| Task objective |
Check every line of the entries that follow, and copy the ones containing "Difference".

[begin Record excerpts]

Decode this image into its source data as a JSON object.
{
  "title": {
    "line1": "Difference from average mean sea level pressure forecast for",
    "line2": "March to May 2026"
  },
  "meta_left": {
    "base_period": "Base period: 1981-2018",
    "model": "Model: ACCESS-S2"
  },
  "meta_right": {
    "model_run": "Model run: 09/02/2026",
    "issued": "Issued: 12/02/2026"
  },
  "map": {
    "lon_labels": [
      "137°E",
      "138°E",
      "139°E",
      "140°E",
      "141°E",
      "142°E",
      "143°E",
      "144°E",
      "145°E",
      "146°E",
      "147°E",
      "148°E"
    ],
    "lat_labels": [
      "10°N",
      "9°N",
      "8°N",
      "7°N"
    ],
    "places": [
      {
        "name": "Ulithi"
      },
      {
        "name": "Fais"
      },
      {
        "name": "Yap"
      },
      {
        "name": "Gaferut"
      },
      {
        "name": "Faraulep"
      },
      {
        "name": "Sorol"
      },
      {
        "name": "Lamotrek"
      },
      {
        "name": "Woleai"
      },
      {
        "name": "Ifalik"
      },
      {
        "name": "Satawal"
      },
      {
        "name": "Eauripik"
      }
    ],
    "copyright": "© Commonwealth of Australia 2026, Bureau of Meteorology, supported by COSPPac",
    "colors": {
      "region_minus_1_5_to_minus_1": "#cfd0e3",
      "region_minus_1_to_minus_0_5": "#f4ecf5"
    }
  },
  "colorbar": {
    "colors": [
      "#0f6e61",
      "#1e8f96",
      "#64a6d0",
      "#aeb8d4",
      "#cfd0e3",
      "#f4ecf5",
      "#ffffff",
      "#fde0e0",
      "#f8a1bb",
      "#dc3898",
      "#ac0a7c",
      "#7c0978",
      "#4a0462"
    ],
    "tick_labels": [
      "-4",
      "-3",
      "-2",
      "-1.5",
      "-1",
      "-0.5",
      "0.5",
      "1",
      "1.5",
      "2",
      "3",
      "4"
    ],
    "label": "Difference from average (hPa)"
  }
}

[end Record excerpts]

| The result |
    "line1": "Difference from average mean sea level pressure forecast for",
    "label": "Difference from average (hPa)"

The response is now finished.